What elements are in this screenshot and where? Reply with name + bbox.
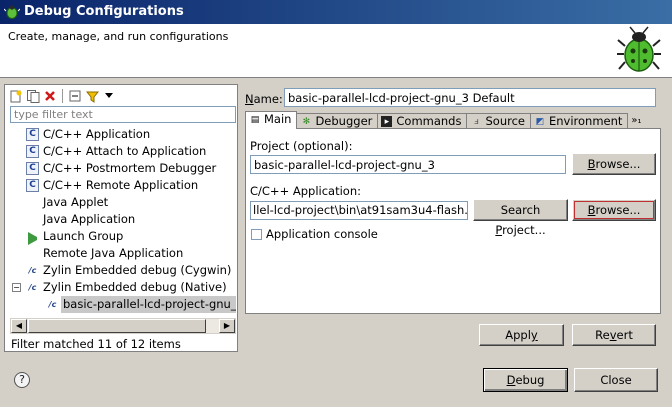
revert-button[interactable]: Revert	[572, 324, 656, 346]
configuration-tree-panel: C C/C++ Application C C/C++ Attach to Ap…	[4, 84, 238, 352]
environment-tab-icon: ◩	[535, 117, 545, 127]
tree-item-zylin-cygwin[interactable]: /c Zylin Embedded debug (Cygwin)	[10, 262, 236, 279]
debug-bug-icon	[617, 26, 661, 72]
title-bar: Debug Configurations	[0, 0, 672, 24]
header-banner: Create, manage, and run configurations	[0, 24, 672, 78]
c-app-icon: C	[26, 128, 39, 141]
zylin-icon: /c	[28, 283, 37, 292]
apply-button[interactable]: Apply	[479, 324, 564, 346]
tab-environment[interactable]: ◩ Environment	[529, 113, 629, 129]
tree-item-label: C/C++ Application	[43, 127, 151, 141]
window-title: Debug Configurations	[24, 4, 184, 19]
tab-label: Commands	[396, 114, 462, 128]
application-console-checkbox[interactable]	[251, 229, 262, 240]
name-input[interactable]	[284, 88, 656, 107]
tree-item-c-application[interactable]: C C/C++ Application	[10, 126, 236, 143]
debugger-tab-icon: ✻	[302, 117, 311, 127]
filter-match-status: Filter matched 11 of 12 items	[11, 337, 181, 351]
scroll-left-icon[interactable]: ◀	[11, 319, 27, 333]
c-app-icon: C	[26, 179, 39, 192]
new-config-icon[interactable]	[9, 89, 23, 103]
tree-item-java-application[interactable]: Java Application	[10, 211, 236, 228]
application-console-label: Application console	[266, 227, 378, 241]
horizontal-scrollbar[interactable]: ◀ ▶	[10, 318, 236, 334]
c-app-icon: C	[26, 145, 39, 158]
c-app-icon: C	[26, 162, 39, 175]
filter-icon[interactable]	[85, 89, 99, 103]
scroll-right-icon[interactable]: ▶	[219, 319, 235, 333]
tab-label: Debugger	[315, 114, 373, 128]
c-application-input[interactable]: llel-lcd-project\bin\at91sam3u4-flash.el…	[250, 201, 468, 220]
delete-config-icon[interactable]	[43, 89, 57, 103]
main-tab-icon: ▤	[250, 115, 260, 125]
search-project-button[interactable]: Search Project...	[473, 199, 568, 237]
tree-toolbar	[9, 88, 116, 104]
zylin-icon: /c	[48, 300, 57, 309]
c-application-label: C/C++ Application:	[250, 184, 361, 198]
collapse-icon[interactable]: −	[12, 283, 21, 292]
tree-item-remote-java[interactable]: Remote Java Application	[10, 245, 236, 262]
duplicate-config-icon[interactable]	[26, 89, 40, 103]
dialog-subtitle: Create, manage, and run configurations	[8, 30, 229, 43]
tree-item-basic-parallel-lcd[interactable]: /c basic-parallel-lcd-project-gnu_3 D	[10, 296, 236, 313]
project-input[interactable]	[250, 155, 566, 174]
tree-item-c-postmortem[interactable]: C C/C++ Postmortem Debugger	[10, 160, 236, 177]
tab-debugger[interactable]: ✻ Debugger	[296, 113, 379, 129]
launch-group-icon	[28, 232, 41, 245]
tree-item-label: Zylin Embedded debug (Native)	[43, 280, 227, 294]
debug-button[interactable]: Debug	[483, 368, 568, 392]
tab-label: Environment	[548, 114, 623, 128]
tree-item-label: Remote Java Application	[43, 246, 184, 260]
filter-input[interactable]	[10, 106, 236, 123]
configuration-editor: Name: ▤ Main ✻ Debugger ▸ Commands ⅎ Sou…	[241, 84, 668, 352]
tree-item-java-applet[interactable]: Java Applet	[10, 194, 236, 211]
name-label: Name:	[245, 92, 283, 106]
main-tab-content: Project (optional): Browse... C/C++ Appl…	[245, 128, 661, 314]
browse-application-button[interactable]: Browse...	[572, 199, 656, 221]
zylin-icon: /c	[28, 266, 37, 275]
tab-commands[interactable]: ▸ Commands	[377, 113, 468, 129]
source-tab-icon: ⅎ	[474, 117, 479, 127]
tree-item-label: Zylin Embedded debug (Cygwin)	[43, 263, 232, 277]
collapse-all-icon[interactable]	[68, 89, 82, 103]
view-menu-chevron-down-icon[interactable]	[102, 89, 116, 103]
tree-item-label: Java Applet	[43, 195, 109, 209]
debug-configurations-dialog: Debug Configurations Create, manage, and…	[0, 0, 672, 407]
close-button[interactable]: Close	[574, 368, 658, 392]
toolbar-separator	[62, 89, 63, 103]
tree-item-c-remote[interactable]: C C/C++ Remote Application	[10, 177, 236, 194]
help-icon[interactable]: ?	[14, 372, 30, 388]
scrollbar-thumb[interactable]	[28, 319, 206, 333]
tree-item-zylin-native[interactable]: − /c Zylin Embedded debug (Native)	[10, 279, 236, 296]
tree-item-label: C/C++ Postmortem Debugger	[43, 161, 217, 175]
tree-item-c-attach[interactable]: C C/C++ Attach to Application	[10, 143, 236, 160]
tree-item-label: basic-parallel-lcd-project-gnu_3 D	[61, 296, 236, 313]
tree-item-label: C/C++ Attach to Application	[43, 144, 207, 158]
configuration-tree: C C/C++ Application C C/C++ Attach to Ap…	[10, 126, 236, 316]
config-tabs: ▤ Main ✻ Debugger ▸ Commands ⅎ Source ◩ …	[245, 111, 661, 129]
tab-label: Source	[485, 114, 525, 128]
tree-item-label: Java Application	[43, 212, 136, 226]
tree-item-launch-group[interactable]: Launch Group	[10, 228, 236, 245]
more-tabs-chevron-icon[interactable]: »₁	[627, 113, 645, 129]
tab-main[interactable]: ▤ Main	[245, 111, 298, 129]
tab-source[interactable]: ⅎ Source	[466, 113, 531, 129]
project-label: Project (optional):	[250, 139, 353, 153]
tree-item-label: C/C++ Remote Application	[43, 178, 199, 192]
commands-tab-icon: ▸	[381, 116, 393, 127]
browse-project-button[interactable]: Browse...	[572, 153, 656, 175]
tree-item-label: Launch Group	[43, 229, 124, 243]
debug-bug-icon	[4, 5, 20, 19]
tab-label: Main	[264, 112, 292, 126]
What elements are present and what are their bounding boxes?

_____

Task requirements
Rewrite the listing lines from the line with "324, 656, 346]" to the line with "89, 23, 103]", replacing "Debug Configurations" with "Launch Configurations" and leaving everything else unchanged. Give back only those lines.

Task output
revert-button[interactable]: Revert	[572, 324, 656, 346]
configuration-tree-panel: C C/C++ Application C C/C++ Attach to Ap…	[4, 84, 238, 352]
environment-tab-icon: ◩	[535, 117, 545, 127]
tree-item-zylin-cygwin[interactable]: /c Zylin Embedded debug (Cygwin)	[10, 262, 236, 279]
debug-bug-icon	[617, 26, 661, 72]
title-bar: Launch Configurations	[0, 0, 672, 24]
header-banner: Create, manage, and run configurations	[0, 24, 672, 78]
c-app-icon: C	[26, 128, 39, 141]
zylin-icon: /c	[28, 283, 37, 292]
apply-button[interactable]: Apply	[479, 324, 564, 346]
tab-environment[interactable]: ◩ Environment	[529, 113, 629, 129]
tree-item-label: C/C++ Application	[43, 127, 151, 141]
window-title: Launch Configurations	[24, 4, 184, 19]
tab-label: Commands	[396, 114, 462, 128]
application-console-checkbox[interactable]	[251, 229, 262, 240]
name-input[interactable]	[284, 88, 656, 107]
tree-item-c-application[interactable]: C C/C++ Application	[10, 126, 236, 143]
debugger-tab-icon: ✻	[302, 117, 311, 127]
filter-match-status: Filter matched 11 of 12 items	[11, 337, 181, 351]
scroll-left-icon[interactable]: ◀	[11, 319, 27, 333]
c-app-icon: C	[26, 179, 39, 192]
new-config-icon[interactable]	[9, 89, 23, 103]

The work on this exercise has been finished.